-- WHAT YOU SHOULD DO --
Set out every line bearing the string "Perpindahan".

A block of data:
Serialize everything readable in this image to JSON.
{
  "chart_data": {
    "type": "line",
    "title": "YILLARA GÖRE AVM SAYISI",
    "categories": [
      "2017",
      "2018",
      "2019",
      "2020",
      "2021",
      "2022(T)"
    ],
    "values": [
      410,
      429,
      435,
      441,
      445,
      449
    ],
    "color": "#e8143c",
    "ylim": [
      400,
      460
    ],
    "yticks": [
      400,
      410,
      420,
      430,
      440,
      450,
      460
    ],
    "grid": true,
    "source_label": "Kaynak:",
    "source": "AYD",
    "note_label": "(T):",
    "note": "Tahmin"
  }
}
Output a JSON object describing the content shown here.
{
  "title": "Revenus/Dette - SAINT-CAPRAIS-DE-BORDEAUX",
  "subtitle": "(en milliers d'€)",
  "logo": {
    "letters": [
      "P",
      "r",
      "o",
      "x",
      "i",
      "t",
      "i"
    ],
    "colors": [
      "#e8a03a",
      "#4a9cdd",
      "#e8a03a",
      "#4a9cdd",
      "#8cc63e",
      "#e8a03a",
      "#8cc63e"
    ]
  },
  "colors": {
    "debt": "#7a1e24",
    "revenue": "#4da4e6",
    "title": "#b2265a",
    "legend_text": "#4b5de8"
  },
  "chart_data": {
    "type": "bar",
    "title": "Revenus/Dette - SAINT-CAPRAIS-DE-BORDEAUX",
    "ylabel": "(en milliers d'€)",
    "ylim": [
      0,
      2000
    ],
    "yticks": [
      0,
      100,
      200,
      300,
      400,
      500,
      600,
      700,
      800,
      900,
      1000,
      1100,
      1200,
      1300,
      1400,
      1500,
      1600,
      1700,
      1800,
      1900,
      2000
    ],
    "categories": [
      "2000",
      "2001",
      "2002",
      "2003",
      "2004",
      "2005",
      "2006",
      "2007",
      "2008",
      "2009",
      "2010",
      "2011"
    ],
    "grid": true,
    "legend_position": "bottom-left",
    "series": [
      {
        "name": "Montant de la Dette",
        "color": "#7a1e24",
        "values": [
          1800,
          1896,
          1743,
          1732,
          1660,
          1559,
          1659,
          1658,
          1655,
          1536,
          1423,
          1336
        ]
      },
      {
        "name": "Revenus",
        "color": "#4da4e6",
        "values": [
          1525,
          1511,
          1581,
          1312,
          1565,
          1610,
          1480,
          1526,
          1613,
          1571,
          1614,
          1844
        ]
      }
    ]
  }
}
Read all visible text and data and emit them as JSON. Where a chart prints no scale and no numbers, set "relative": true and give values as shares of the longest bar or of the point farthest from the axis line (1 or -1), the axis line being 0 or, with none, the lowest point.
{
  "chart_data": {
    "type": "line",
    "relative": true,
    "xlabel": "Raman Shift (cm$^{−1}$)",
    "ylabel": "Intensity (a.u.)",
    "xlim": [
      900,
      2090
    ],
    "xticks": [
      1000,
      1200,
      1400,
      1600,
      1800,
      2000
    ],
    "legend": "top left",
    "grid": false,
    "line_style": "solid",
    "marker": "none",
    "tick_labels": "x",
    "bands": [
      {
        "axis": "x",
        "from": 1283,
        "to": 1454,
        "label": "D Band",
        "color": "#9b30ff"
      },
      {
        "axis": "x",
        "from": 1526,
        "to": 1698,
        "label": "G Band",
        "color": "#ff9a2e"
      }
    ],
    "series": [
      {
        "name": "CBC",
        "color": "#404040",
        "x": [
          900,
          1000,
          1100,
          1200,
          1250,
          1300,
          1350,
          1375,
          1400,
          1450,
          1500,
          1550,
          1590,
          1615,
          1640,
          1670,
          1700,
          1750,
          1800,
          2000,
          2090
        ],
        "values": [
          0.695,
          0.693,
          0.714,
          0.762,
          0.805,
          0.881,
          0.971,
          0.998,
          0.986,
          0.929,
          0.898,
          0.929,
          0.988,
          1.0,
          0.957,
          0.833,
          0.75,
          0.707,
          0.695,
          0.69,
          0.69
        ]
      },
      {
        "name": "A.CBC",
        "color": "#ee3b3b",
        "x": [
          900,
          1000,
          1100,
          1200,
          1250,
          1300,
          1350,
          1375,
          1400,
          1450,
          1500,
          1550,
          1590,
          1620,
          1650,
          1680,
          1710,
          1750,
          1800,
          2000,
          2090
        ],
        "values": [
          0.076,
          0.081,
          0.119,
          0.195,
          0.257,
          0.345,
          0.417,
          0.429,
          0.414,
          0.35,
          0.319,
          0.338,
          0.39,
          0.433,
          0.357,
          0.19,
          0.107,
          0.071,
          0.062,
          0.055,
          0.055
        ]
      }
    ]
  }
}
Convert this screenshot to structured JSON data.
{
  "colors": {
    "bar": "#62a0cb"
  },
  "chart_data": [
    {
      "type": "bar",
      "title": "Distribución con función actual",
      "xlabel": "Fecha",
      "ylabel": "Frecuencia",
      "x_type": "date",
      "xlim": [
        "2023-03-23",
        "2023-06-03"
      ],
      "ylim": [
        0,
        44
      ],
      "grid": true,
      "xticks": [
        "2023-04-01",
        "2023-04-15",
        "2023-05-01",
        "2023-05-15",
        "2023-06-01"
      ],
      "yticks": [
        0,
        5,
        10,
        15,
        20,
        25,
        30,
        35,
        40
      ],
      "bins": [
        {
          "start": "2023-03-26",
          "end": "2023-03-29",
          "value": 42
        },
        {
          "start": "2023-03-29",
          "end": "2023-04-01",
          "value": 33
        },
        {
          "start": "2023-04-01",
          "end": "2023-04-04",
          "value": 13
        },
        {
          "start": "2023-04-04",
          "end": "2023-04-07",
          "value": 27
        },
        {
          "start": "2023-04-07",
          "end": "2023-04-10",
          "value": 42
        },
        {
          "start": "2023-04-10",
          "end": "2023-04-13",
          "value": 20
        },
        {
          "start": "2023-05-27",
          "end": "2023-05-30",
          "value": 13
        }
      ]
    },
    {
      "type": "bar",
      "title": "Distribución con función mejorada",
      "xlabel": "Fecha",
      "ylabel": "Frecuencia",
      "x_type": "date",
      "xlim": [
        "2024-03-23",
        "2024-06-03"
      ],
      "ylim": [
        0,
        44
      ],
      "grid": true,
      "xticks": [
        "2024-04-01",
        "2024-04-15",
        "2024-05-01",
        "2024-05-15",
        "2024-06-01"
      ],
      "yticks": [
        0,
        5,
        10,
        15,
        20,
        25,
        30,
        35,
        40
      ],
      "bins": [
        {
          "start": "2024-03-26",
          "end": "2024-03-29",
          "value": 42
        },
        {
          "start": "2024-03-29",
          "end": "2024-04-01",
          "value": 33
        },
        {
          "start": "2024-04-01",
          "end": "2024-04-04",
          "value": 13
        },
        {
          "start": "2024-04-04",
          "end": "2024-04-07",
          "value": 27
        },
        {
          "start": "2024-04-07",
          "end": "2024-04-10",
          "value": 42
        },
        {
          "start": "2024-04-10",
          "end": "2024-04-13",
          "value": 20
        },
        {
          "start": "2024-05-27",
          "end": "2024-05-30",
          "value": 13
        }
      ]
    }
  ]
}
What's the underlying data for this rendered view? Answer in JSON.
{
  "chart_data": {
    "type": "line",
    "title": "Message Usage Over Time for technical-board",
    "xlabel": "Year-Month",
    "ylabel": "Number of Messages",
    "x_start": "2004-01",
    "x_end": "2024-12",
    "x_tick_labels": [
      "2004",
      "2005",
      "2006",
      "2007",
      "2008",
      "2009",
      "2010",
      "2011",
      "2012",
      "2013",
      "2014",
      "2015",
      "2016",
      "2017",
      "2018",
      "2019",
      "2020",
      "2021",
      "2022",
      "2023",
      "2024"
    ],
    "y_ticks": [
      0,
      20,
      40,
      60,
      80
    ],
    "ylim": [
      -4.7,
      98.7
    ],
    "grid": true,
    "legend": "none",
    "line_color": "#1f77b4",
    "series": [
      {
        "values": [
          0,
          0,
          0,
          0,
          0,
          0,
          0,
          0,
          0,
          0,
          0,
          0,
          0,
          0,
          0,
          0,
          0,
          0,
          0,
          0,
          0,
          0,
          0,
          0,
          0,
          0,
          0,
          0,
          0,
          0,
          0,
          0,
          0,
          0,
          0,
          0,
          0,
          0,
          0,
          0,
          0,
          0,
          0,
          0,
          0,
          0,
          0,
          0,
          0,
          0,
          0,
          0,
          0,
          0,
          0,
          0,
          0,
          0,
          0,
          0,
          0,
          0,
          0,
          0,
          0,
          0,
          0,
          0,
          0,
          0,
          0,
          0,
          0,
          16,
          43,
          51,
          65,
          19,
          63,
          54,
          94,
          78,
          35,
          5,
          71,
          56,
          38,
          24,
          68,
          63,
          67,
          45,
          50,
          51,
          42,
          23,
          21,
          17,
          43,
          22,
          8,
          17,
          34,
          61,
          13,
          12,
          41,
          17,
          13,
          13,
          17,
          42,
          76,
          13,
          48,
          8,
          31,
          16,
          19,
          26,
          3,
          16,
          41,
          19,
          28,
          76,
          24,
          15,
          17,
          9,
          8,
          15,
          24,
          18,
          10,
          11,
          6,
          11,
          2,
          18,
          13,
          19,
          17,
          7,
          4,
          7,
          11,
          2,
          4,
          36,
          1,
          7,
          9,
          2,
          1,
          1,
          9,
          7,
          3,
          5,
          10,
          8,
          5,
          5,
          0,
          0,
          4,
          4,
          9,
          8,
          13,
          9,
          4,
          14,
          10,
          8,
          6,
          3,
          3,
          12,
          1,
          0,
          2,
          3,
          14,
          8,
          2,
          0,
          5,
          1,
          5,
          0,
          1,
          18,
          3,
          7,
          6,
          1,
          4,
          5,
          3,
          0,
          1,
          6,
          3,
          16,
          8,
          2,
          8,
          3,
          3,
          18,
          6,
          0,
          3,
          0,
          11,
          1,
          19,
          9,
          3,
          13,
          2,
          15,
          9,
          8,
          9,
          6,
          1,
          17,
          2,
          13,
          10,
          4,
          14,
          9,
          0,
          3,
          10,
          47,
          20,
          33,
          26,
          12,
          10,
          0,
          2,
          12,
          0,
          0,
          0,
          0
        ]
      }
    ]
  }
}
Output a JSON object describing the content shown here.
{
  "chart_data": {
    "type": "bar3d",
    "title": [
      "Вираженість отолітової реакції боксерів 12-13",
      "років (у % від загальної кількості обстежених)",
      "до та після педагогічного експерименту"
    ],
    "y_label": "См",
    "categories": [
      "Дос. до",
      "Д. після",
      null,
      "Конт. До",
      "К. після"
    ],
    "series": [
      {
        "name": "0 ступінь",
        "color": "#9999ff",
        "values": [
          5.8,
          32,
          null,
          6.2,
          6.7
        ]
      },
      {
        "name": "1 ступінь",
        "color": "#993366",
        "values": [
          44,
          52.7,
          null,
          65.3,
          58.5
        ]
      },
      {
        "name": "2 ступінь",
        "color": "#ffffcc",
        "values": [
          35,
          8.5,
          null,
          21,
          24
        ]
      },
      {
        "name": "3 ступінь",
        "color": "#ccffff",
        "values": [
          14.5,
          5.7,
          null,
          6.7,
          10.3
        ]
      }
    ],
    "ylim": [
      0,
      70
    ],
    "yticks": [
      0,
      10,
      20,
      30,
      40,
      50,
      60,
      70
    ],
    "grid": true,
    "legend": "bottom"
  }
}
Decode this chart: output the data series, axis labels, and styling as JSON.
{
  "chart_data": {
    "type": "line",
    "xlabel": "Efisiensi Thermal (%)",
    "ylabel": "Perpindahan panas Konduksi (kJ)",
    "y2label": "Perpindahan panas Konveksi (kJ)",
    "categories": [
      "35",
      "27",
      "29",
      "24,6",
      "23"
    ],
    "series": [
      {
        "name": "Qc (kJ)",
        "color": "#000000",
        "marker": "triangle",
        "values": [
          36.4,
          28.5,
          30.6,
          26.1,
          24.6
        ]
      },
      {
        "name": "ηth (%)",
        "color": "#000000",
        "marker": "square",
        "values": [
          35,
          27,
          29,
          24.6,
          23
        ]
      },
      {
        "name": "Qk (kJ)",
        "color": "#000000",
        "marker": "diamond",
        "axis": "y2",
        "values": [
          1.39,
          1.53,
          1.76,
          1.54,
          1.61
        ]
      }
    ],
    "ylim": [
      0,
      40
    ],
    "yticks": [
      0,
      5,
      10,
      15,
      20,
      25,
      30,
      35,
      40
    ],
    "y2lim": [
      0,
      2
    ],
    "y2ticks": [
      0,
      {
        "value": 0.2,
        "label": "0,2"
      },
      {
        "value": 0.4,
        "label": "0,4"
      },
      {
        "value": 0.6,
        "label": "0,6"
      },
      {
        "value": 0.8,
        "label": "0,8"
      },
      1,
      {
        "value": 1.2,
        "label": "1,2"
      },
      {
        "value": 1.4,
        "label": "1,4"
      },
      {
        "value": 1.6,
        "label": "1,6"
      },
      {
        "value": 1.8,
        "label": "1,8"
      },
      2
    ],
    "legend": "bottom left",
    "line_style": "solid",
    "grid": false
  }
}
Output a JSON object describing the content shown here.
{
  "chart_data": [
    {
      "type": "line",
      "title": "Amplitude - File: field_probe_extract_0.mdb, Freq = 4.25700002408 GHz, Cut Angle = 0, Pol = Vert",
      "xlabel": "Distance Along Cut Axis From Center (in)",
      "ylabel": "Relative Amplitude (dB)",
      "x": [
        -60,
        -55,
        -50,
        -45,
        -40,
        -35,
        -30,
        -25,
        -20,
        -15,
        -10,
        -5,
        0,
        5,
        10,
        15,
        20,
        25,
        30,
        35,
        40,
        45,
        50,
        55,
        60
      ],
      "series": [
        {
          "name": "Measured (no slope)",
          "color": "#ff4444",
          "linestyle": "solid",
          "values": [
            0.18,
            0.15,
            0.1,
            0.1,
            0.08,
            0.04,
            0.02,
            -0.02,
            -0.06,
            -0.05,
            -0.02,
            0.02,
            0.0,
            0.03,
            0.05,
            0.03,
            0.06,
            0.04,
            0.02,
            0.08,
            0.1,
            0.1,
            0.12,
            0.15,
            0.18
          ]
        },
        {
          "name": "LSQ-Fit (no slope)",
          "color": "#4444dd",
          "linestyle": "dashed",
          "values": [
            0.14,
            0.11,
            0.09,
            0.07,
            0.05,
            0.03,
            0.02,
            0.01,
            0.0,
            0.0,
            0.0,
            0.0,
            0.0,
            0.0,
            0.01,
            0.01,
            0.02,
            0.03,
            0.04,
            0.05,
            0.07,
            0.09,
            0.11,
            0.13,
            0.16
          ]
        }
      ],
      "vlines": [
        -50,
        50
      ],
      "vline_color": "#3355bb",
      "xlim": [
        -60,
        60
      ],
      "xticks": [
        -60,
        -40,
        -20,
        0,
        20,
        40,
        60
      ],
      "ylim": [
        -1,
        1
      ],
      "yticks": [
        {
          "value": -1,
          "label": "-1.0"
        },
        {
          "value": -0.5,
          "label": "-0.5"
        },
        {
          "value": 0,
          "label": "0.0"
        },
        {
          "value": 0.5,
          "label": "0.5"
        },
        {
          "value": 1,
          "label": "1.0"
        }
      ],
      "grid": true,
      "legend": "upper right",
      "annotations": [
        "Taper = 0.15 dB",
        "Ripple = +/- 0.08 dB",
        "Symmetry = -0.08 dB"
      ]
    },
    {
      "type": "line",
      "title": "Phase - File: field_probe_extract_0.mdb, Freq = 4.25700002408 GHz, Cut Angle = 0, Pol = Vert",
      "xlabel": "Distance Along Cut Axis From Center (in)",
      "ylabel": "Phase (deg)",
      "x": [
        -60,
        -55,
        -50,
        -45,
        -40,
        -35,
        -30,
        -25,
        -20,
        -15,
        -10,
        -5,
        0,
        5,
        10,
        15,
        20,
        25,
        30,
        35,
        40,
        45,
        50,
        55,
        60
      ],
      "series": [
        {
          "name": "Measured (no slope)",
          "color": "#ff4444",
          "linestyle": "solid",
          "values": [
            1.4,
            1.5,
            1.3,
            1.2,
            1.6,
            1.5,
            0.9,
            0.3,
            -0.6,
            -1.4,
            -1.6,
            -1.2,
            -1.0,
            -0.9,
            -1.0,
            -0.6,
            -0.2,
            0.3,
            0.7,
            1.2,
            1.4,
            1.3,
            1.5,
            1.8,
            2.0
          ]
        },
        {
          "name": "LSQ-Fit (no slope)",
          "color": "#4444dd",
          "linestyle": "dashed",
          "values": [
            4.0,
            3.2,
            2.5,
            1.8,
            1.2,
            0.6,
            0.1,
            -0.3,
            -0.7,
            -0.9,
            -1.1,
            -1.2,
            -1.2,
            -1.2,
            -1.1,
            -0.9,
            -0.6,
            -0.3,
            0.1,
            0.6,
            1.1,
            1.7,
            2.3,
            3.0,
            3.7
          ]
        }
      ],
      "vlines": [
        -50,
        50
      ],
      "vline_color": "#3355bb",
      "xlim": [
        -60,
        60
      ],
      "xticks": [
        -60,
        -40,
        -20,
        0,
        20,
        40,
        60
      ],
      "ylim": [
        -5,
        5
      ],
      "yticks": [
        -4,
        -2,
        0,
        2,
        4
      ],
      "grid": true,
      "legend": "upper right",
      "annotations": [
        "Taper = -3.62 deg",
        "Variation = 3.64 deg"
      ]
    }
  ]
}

-- TASK ANSWER --
    "ylabel": "Perpindahan panas Konduksi (kJ)",
    "y2label": "Perpindahan panas Konveksi (kJ)",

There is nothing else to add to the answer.